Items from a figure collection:
┌──

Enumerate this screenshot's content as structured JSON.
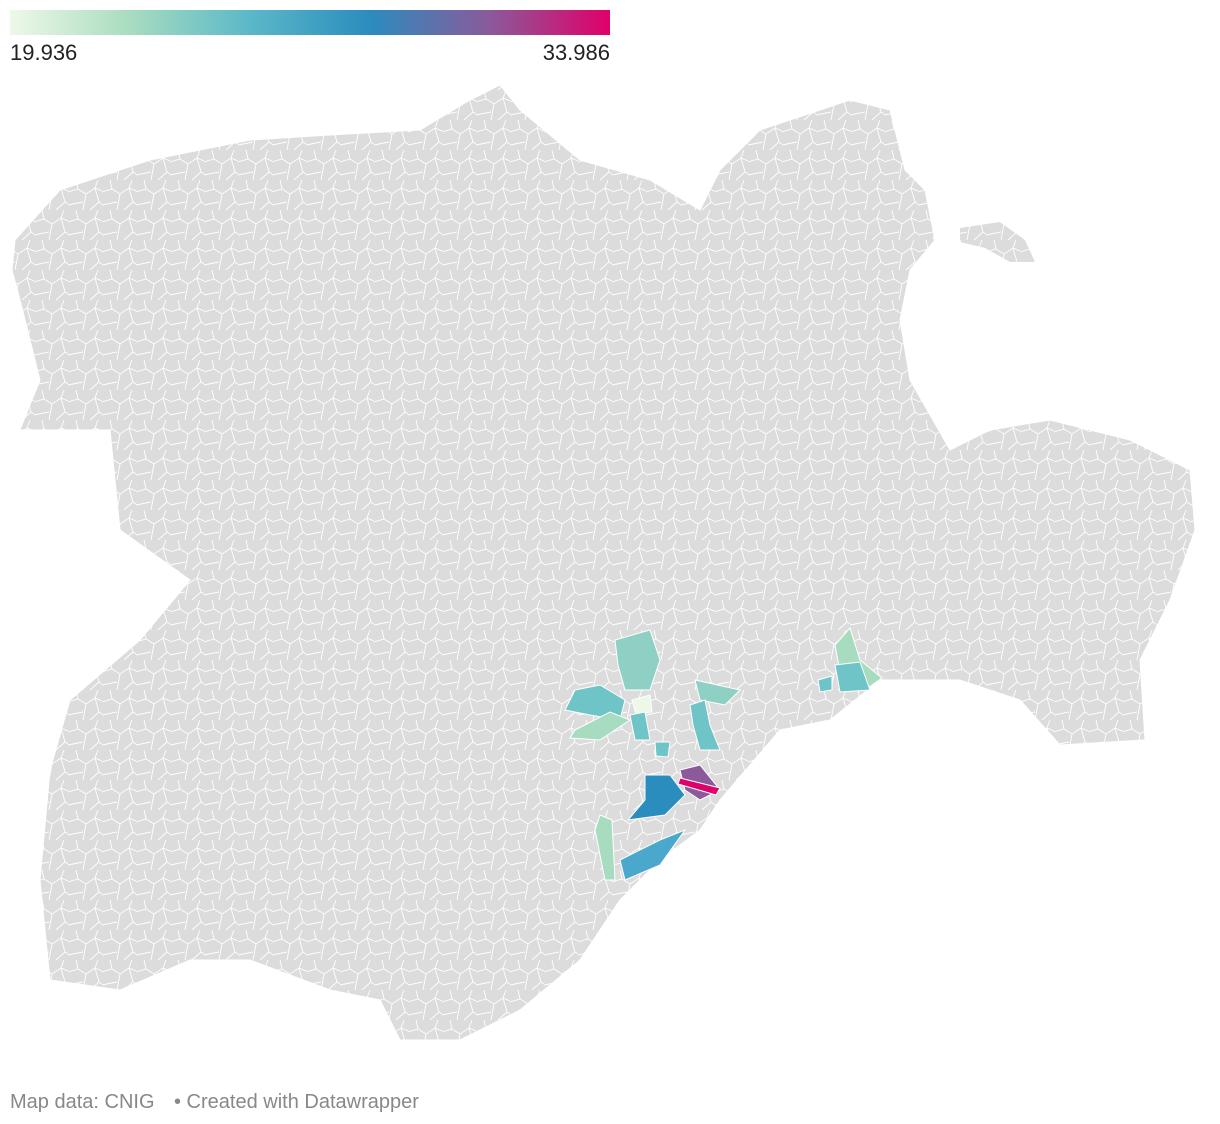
{
  "legend": {
    "min": 19.936,
    "max": 33.986,
    "colors": [
      "#eef8e8",
      "#a8dcc0",
      "#5bb8c8",
      "#2b8cbe",
      "#8a5a9a",
      "#e0006a"
    ]
  },
  "footer": {
    "source": "Map data: CNIG",
    "credit": "• Created with Datawrapper"
  }
}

└──

To do
Without the pictures, extract every entry verbatim.

Answer in full
Enumerate this screenshot's content as structured JSON.
{
  "legend": {
    "min": 19.936,
    "max": 33.986,
    "colors": [
      "#eef8e8",
      "#a8dcc0",
      "#5bb8c8",
      "#2b8cbe",
      "#8a5a9a",
      "#e0006a"
    ]
  },
  "footer": {
    "source": "Map data: CNIG",
    "credit": "• Created with Datawrapper"
  }
}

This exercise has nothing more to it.